[begin GIVEN DATA]
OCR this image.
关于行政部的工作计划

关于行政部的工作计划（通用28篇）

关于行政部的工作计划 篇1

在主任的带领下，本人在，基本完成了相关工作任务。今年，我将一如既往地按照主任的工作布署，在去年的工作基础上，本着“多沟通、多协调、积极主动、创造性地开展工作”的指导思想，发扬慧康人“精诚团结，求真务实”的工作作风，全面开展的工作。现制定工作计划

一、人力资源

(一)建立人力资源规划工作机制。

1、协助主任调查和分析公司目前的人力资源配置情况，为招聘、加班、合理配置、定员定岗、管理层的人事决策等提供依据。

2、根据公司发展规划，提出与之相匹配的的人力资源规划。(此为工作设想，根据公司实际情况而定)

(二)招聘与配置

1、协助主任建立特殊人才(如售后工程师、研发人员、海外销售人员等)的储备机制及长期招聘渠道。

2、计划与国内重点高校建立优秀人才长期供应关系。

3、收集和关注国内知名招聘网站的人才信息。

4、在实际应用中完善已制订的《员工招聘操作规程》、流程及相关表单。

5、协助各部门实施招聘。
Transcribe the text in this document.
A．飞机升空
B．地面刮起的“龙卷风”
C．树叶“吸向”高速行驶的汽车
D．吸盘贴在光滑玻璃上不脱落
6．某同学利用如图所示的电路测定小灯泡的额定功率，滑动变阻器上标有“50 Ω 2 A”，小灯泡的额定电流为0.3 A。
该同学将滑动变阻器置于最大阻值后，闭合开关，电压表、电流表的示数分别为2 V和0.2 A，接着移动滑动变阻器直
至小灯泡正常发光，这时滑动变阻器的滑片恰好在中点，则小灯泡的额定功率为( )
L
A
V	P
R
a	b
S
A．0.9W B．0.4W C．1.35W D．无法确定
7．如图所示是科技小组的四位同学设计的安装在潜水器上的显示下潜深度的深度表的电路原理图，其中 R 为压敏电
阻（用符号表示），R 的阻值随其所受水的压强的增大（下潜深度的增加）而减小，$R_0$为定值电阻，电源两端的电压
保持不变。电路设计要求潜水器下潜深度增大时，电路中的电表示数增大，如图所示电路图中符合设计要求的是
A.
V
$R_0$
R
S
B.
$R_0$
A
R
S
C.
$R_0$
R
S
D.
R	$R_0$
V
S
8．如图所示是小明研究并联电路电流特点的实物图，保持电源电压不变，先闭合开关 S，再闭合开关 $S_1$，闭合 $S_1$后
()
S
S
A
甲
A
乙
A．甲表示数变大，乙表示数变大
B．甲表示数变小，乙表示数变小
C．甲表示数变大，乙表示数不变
[end GIVEN DATA]
● **TO BE DONE**
The required output is the exact sequence of lines from the one containing "Transcribe the text in this document." through the end of the listing, both endpoints included.

● **RESULT OF THE EXERCISE**
Transcribe the text in this document.
A．飞机升空
B．地面刮起的“龙卷风”
C．树叶“吸向”高速行驶的汽车
D．吸盘贴在光滑玻璃上不脱落
6．某同学利用如图所示的电路测定小灯泡的额定功率，滑动变阻器上标有“50 Ω 2 A”，小灯泡的额定电流为0.3 A。
该同学将滑动变阻器置于最大阻值后，闭合开关，电压表、电流表的示数分别为2 V和0.2 A，接着移动滑动变阻器直
至小灯泡正常发光，这时滑动变阻器的滑片恰好在中点，则小灯泡的额定功率为( )
L
A
V	P
R
a	b
S
A．0.9W B．0.4W C．1.35W D．无法确定
7．如图所示是科技小组的四位同学设计的安装在潜水器上的显示下潜深度的深度表的电路原理图，其中 R 为压敏电
阻（用符号表示），R 的阻值随其所受水的压强的增大（下潜深度的增加）而减小，$R_0$为定值电阻，电源两端的电压
保持不变。电路设计要求潜水器下潜深度增大时，电路中的电表示数增大，如图所示电路图中符合设计要求的是
A.
V
$R_0$
R
S
B.
$R_0$
A
R
S
C.
$R_0$
R
S
D.
R	$R_0$
V
S
8．如图所示是小明研究并联电路电流特点的实物图，保持电源电压不变，先闭合开关 S，再闭合开关 $S_1$，闭合 $S_1$后
()
S
S
A
甲
A
乙
A．甲表示数变大，乙表示数变大
B．甲表示数变小，乙表示数变小
C．甲表示数变大，乙表示数不变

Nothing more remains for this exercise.